INSTRUCTION: The entries below need to be written out exactly, with no pictures included.

Figure data in JSON
☆ ☆ ☆ ☆ ☆ ☆ ☆

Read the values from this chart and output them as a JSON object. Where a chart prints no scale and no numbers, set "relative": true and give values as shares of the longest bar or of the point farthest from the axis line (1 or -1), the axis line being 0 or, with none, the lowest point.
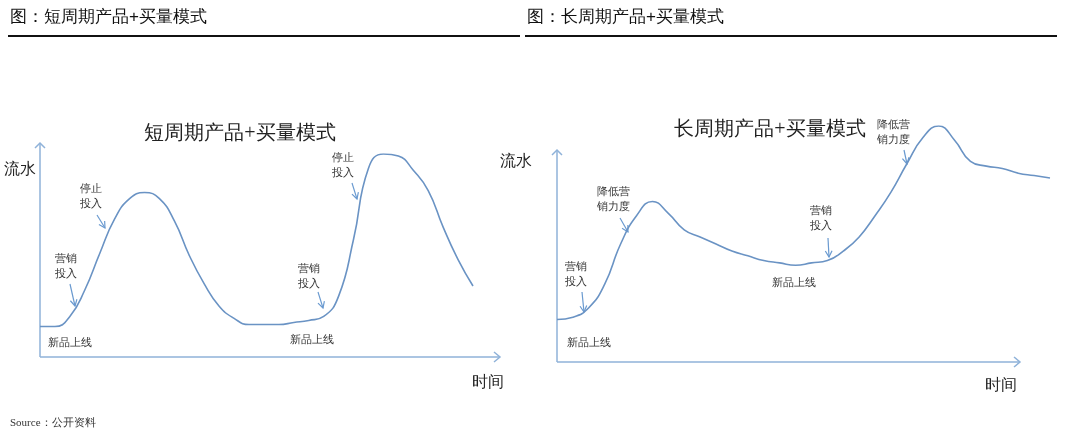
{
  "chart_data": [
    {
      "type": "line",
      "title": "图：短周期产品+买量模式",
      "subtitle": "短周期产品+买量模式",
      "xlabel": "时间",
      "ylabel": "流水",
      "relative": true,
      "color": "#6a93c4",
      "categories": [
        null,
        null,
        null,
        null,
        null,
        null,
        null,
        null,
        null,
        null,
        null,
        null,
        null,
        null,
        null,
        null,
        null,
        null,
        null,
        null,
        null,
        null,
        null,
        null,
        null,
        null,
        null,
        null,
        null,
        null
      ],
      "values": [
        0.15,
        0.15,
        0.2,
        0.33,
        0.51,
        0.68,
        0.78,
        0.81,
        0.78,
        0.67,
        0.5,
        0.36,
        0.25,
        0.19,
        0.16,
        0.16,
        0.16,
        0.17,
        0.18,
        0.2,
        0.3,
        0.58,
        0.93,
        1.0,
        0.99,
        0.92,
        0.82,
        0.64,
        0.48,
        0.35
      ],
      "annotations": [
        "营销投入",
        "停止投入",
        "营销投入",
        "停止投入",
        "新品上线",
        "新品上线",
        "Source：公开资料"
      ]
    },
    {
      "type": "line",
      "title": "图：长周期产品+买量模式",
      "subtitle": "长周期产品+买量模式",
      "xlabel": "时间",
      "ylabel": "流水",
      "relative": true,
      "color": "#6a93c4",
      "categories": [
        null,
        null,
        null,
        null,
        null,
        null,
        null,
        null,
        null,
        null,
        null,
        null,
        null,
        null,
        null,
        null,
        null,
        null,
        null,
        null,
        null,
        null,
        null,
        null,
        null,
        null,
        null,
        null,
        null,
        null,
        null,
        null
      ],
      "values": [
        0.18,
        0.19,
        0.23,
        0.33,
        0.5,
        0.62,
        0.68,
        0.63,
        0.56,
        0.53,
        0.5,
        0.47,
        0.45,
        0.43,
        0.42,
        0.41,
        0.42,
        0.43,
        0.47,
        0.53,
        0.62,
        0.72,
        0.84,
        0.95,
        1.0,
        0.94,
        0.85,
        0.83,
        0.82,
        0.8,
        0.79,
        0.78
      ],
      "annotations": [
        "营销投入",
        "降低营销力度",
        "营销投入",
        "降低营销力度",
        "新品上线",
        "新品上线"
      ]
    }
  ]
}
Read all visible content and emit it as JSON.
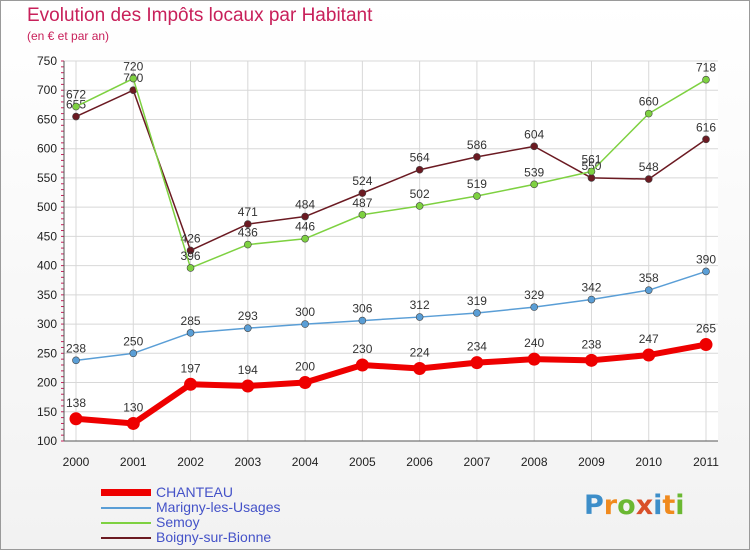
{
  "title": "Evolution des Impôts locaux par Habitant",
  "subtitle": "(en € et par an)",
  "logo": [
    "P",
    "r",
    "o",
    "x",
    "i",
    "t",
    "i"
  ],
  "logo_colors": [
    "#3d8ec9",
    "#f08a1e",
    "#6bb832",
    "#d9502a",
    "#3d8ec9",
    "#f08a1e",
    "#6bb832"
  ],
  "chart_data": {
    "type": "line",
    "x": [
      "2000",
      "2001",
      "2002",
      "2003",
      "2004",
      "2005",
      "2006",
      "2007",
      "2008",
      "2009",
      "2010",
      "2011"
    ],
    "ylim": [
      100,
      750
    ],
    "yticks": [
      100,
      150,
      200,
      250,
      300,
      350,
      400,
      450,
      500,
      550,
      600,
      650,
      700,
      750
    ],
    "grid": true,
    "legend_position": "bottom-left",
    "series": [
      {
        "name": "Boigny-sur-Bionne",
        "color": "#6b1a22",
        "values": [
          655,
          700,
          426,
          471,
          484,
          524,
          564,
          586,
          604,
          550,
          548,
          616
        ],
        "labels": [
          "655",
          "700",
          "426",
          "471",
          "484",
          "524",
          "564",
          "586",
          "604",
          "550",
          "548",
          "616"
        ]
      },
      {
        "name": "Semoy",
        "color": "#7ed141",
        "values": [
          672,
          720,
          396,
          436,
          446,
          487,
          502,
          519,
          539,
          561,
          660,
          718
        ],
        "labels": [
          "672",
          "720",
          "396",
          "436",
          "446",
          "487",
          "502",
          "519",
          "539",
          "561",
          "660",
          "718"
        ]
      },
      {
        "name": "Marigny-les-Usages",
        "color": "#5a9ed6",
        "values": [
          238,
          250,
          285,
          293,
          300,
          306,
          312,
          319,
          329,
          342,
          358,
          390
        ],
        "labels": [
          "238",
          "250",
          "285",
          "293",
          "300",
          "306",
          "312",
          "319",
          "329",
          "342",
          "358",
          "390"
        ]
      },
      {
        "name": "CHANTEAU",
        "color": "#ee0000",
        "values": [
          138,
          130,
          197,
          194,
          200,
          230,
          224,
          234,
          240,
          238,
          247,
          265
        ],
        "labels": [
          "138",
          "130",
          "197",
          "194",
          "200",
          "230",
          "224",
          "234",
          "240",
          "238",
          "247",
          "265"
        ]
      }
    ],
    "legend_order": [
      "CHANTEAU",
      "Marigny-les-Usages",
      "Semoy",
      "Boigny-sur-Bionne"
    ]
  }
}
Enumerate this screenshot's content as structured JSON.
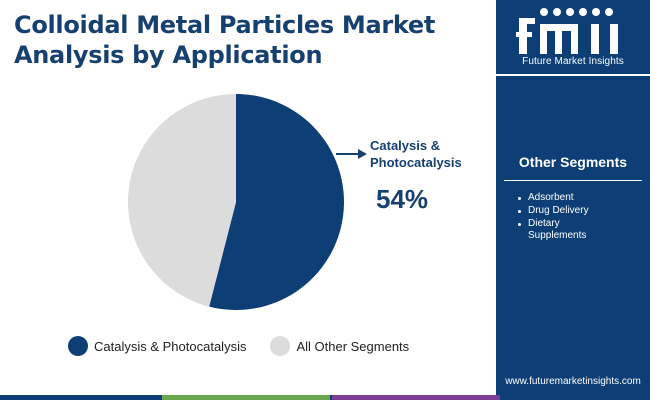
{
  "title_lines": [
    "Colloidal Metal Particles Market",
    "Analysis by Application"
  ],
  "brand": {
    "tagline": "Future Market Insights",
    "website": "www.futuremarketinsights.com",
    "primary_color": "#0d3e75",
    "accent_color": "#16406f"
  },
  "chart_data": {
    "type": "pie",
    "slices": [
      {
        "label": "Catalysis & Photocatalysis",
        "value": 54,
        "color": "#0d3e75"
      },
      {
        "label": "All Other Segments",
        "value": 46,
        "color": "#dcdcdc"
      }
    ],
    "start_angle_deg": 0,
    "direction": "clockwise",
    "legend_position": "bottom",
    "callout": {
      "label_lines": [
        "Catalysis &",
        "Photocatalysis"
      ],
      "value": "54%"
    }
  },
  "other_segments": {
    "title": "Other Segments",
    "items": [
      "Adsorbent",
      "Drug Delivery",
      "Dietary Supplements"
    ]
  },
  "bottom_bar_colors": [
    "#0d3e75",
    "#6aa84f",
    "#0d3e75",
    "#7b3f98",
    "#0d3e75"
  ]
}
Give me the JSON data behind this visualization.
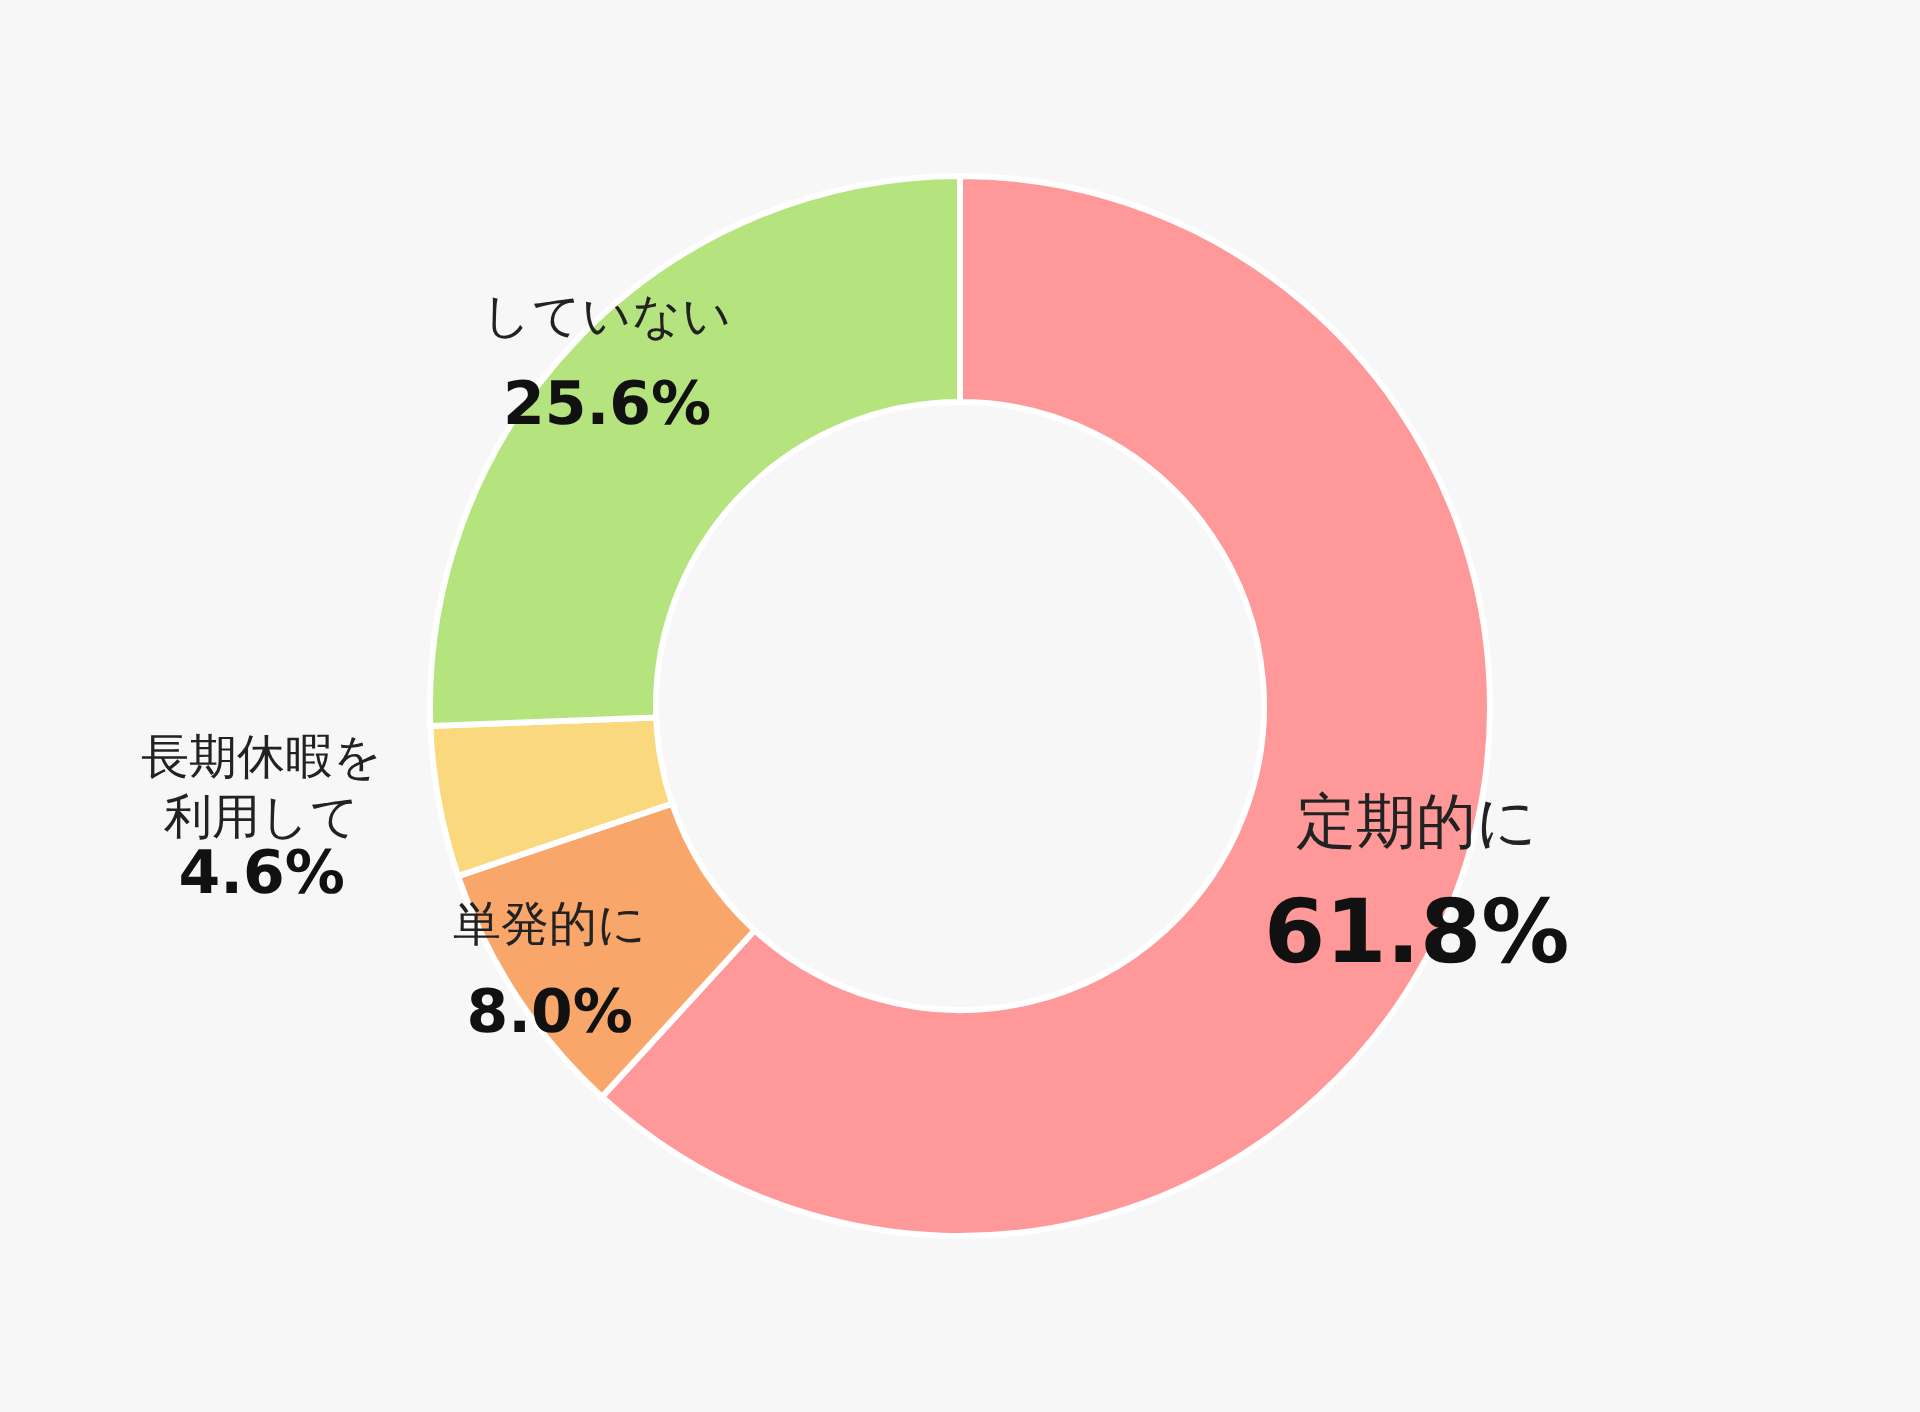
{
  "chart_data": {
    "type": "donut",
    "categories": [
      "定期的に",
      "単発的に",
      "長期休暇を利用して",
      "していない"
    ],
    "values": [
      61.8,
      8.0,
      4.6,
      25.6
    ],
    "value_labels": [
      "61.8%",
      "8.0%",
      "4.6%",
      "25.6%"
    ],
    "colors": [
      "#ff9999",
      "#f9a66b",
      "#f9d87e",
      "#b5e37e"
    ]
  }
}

☆ ☆ ☆ ☆ ☆ ☆ ☆

OUTPUT OF THE TASK:
Read the values from this chart and output them as a JSON object. Where a chart prints no scale and no numbers, set "relative": true and give values as shares of the longest bar or of the point farthest from the axis line (1 or -1), the axis line being 0 or, with none, the lowest point.
{
  "chart_data": [
    {
      "type": "line",
      "title": "图：短周期产品+买量模式",
      "subtitle": "短周期产品+买量模式",
      "xlabel": "时间",
      "ylabel": "流水",
      "relative": true,
      "color": "#6a93c4",
      "categories": [
        null,
        null,
        null,
        null,
        null,
        null,
        null,
        null,
        null,
        null,
        null,
        null,
        null,
        null,
        null,
        null,
        null,
        null,
        null,
        null,
        null,
        null,
        null,
        null,
        null,
        null,
        null,
        null,
        null,
        null
      ],
      "values": [
        0.15,
        0.15,
        0.2,
        0.33,
        0.51,
        0.68,
        0.78,
        0.81,
        0.78,
        0.67,
        0.5,
        0.36,
        0.25,
        0.19,
        0.16,
        0.16,
        0.16,
        0.17,
        0.18,
        0.2,
        0.3,
        0.58,
        0.93,
        1.0,
        0.99,
        0.92,
        0.82,
        0.64,
        0.48,
        0.35
      ],
      "annotations": [
        "营销投入",
        "停止投入",
        "营销投入",
        "停止投入",
        "新品上线",
        "新品上线",
        "Source：公开资料"
      ]
    },
    {
      "type": "line",
      "title": "图：长周期产品+买量模式",
      "subtitle": "长周期产品+买量模式",
      "xlabel": "时间",
      "ylabel": "流水",
      "relative": true,
      "color": "#6a93c4",
      "categories": [
        null,
        null,
        null,
        null,
        null,
        null,
        null,
        null,
        null,
        null,
        null,
        null,
        null,
        null,
        null,
        null,
        null,
        null,
        null,
        null,
        null,
        null,
        null,
        null,
        null,
        null,
        null,
        null,
        null,
        null,
        null,
        null
      ],
      "values": [
        0.18,
        0.19,
        0.23,
        0.33,
        0.5,
        0.62,
        0.68,
        0.63,
        0.56,
        0.53,
        0.5,
        0.47,
        0.45,
        0.43,
        0.42,
        0.41,
        0.42,
        0.43,
        0.47,
        0.53,
        0.62,
        0.72,
        0.84,
        0.95,
        1.0,
        0.94,
        0.85,
        0.83,
        0.82,
        0.8,
        0.79,
        0.78
      ],
      "annotations": [
        "营销投入",
        "降低营销力度",
        "营销投入",
        "降低营销力度",
        "新品上线",
        "新品上线"
      ]
    }
  ]
}
Read all visible content and emit it as JSON.
{
  "title": "Evolution des Impôts locaux par Habitant",
  "subtitle": "(en € et par an)",
  "logo": [
    "P",
    "r",
    "o",
    "x",
    "i",
    "t",
    "i"
  ],
  "logo_colors": [
    "#3d8ec9",
    "#f08a1e",
    "#6bb832",
    "#d9502a",
    "#3d8ec9",
    "#f08a1e",
    "#6bb832"
  ],
  "chart_data": {
    "type": "line",
    "x": [
      "2000",
      "2001",
      "2002",
      "2003",
      "2004",
      "2005",
      "2006",
      "2007",
      "2008",
      "2009",
      "2010",
      "2011"
    ],
    "ylim": [
      100,
      750
    ],
    "yticks": [
      100,
      150,
      200,
      250,
      300,
      350,
      400,
      450,
      500,
      550,
      600,
      650,
      700,
      750
    ],
    "grid": true,
    "legend_position": "bottom-left",
    "series": [
      {
        "name": "Boigny-sur-Bionne",
        "color": "#6b1a22",
        "values": [
          655,
          700,
          426,
          471,
          484,
          524,
          564,
          586,
          604,
          550,
          548,
          616
        ],
        "labels": [
          "655",
          "700",
          "426",
          "471",
          "484",
          "524",
          "564",
          "586",
          "604",
          "550",
          "548",
          "616"
        ]
      },
      {
        "name": "Semoy",
        "color": "#7ed141",
        "values": [
          672,
          720,
          396,
          436,
          446,
          487,
          502,
          519,
          539,
          561,
          660,
          718
        ],
        "labels": [
          "672",
          "720",
          "396",
          "436",
          "446",
          "487",
          "502",
          "519",
          "539",
          "561",
          "660",
          "718"
        ]
      },
      {
        "name": "Marigny-les-Usages",
        "color": "#5a9ed6",
        "values": [
          238,
          250,
          285,
          293,
          300,
          306,
          312,
          319,
          329,
          342,
          358,
          390
        ],
        "labels": [
          "238",
          "250",
          "285",
          "293",
          "300",
          "306",
          "312",
          "319",
          "329",
          "342",
          "358",
          "390"
        ]
      },
      {
        "name": "CHANTEAU",
        "color": "#ee0000",
        "values": [
          138,
          130,
          197,
          194,
          200,
          230,
          224,
          234,
          240,
          238,
          247,
          265
        ],
        "labels": [
          "138",
          "130",
          "197",
          "194",
          "200",
          "230",
          "224",
          "234",
          "240",
          "238",
          "247",
          "265"
        ]
      }
    ],
    "legend_order": [
      "CHANTEAU",
      "Marigny-les-Usages",
      "Semoy",
      "Boigny-sur-Bionne"
    ]
  }
}
Enumerate this screenshot's content as structured JSON.
{
  "title_lines": [
    "Colloidal Metal Particles Market",
    "Analysis by Application"
  ],
  "brand": {
    "tagline": "Future Market Insights",
    "website": "www.futuremarketinsights.com",
    "primary_color": "#0d3e75",
    "accent_color": "#16406f"
  },
  "chart_data": {
    "type": "pie",
    "slices": [
      {
        "label": "Catalysis & Photocatalysis",
        "value": 54,
        "color": "#0d3e75"
      },
      {
        "label": "All Other Segments",
        "value": 46,
        "color": "#dcdcdc"
      }
    ],
    "start_angle_deg": 0,
    "direction": "clockwise",
    "legend_position": "bottom",
    "callout": {
      "label_lines": [
        "Catalysis &",
        "Photocatalysis"
      ],
      "value": "54%"
    }
  },
  "other_segments": {
    "title": "Other Segments",
    "items": [
      "Adsorbent",
      "Drug Delivery",
      "Dietary Supplements"
    ]
  },
  "bottom_bar_colors": [
    "#0d3e75",
    "#6aa84f",
    "#0d3e75",
    "#7b3f98",
    "#0d3e75"
  ]
}
Give me the JSON data behind this visualization.
{
  "chart_data": {
    "type": "donut",
    "categories": [
      "定期的に",
      "単発的に",
      "長期休暇を利用して",
      "していない"
    ],
    "values": [
      61.8,
      8.0,
      4.6,
      25.6
    ],
    "value_labels": [
      "61.8%",
      "8.0%",
      "4.6%",
      "25.6%"
    ],
    "colors": [
      "#ff9999",
      "#f9a66b",
      "#f9d87e",
      "#b5e37e"
    ]
  }
}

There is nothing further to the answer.